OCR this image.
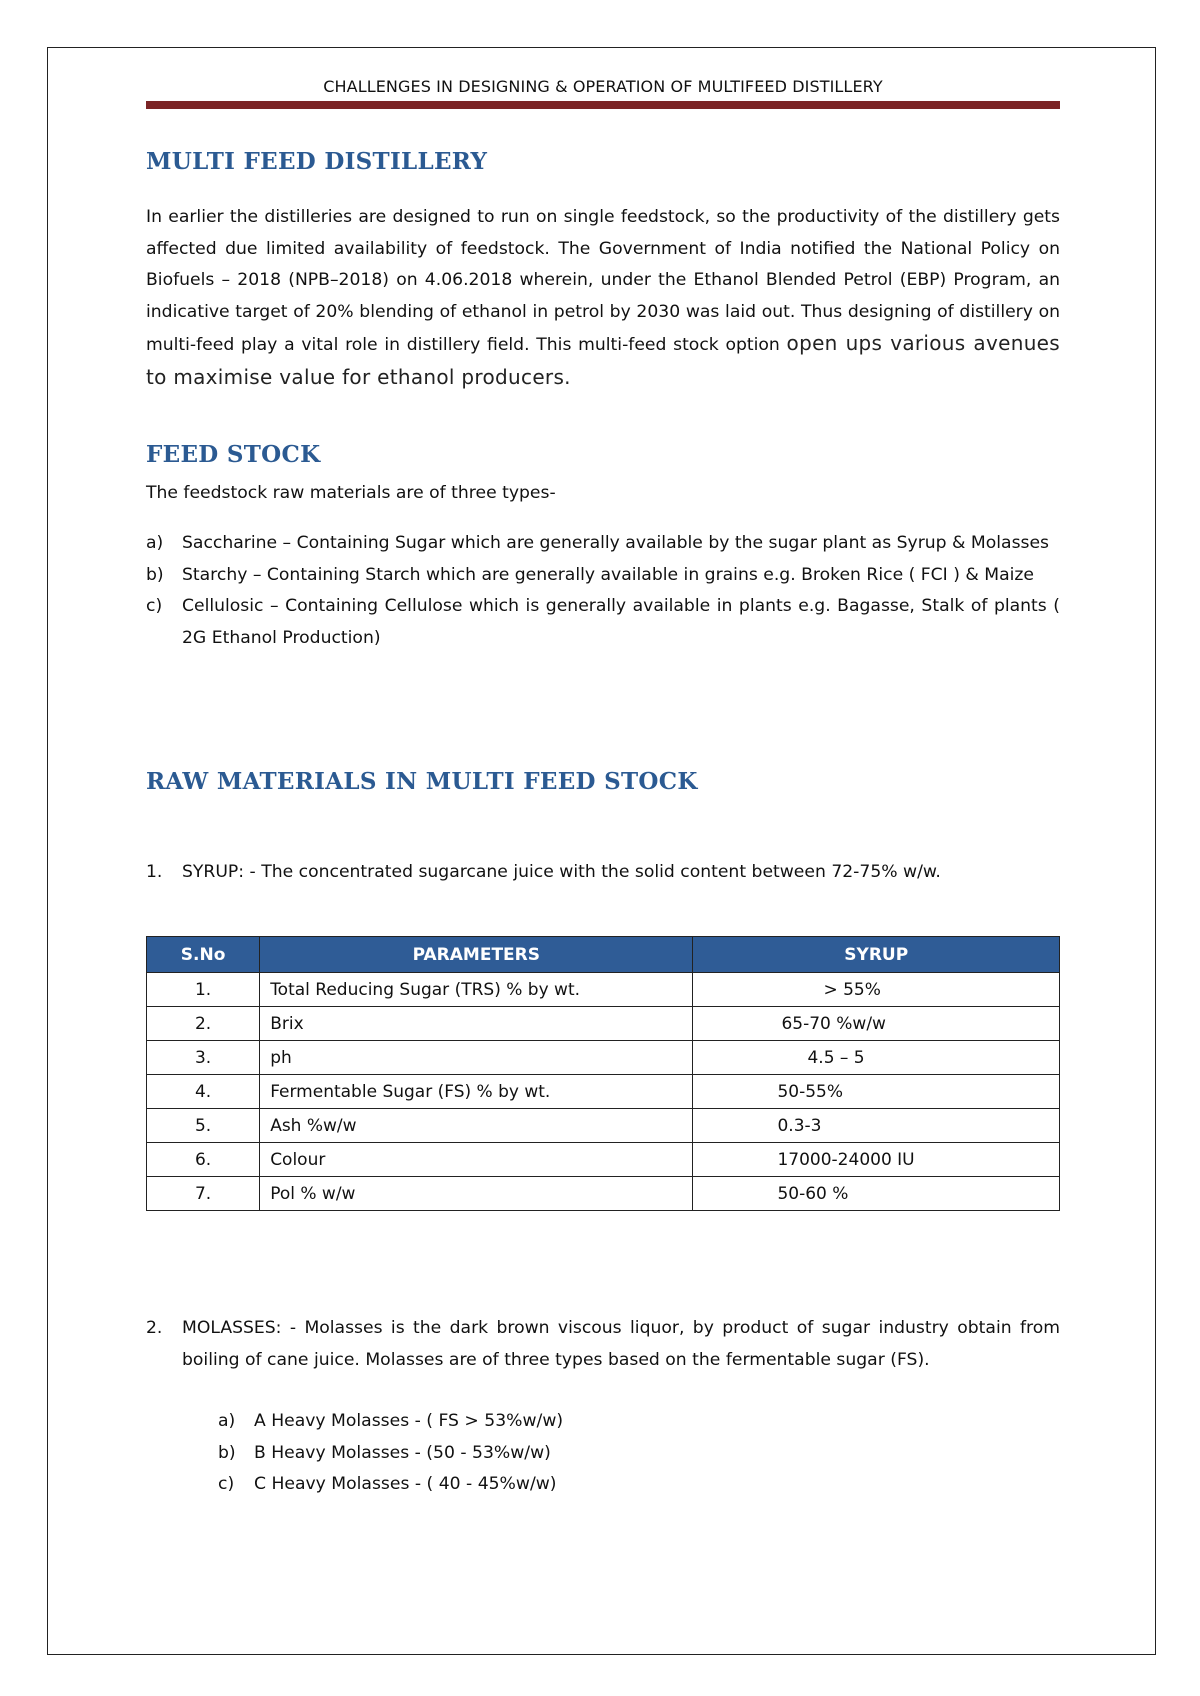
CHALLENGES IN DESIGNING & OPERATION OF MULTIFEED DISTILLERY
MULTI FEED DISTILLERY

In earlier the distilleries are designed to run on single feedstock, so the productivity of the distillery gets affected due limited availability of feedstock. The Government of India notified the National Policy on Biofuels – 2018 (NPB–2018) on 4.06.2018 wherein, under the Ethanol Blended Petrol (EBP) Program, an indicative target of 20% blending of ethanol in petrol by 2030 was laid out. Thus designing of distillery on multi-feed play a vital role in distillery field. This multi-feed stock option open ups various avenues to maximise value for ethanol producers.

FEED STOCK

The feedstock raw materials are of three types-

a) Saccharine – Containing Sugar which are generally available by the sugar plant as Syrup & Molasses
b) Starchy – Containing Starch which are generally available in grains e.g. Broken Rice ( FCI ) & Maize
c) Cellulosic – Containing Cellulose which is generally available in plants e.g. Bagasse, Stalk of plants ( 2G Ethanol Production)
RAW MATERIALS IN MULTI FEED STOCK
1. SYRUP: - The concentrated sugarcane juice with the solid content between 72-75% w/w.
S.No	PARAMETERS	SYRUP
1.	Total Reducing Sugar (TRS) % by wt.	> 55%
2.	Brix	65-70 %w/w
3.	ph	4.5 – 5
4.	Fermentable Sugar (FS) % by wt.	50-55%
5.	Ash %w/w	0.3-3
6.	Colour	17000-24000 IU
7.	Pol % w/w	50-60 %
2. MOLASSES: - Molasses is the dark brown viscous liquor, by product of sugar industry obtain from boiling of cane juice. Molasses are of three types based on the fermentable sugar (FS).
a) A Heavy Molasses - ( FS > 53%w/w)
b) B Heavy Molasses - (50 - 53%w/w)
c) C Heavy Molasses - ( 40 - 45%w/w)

══════

* GIVEN INSTRUCTION: Read the entries and pick out all lines that include the word "types".

* TASK OUTPUT:
The feedstock raw materials are of three types-
2. MOLASSES: - Molasses is the dark brown viscous liquor, by product of sugar industry obtain from boiling of cane juice. Molasses are of three types based on the fermentable sugar (FS).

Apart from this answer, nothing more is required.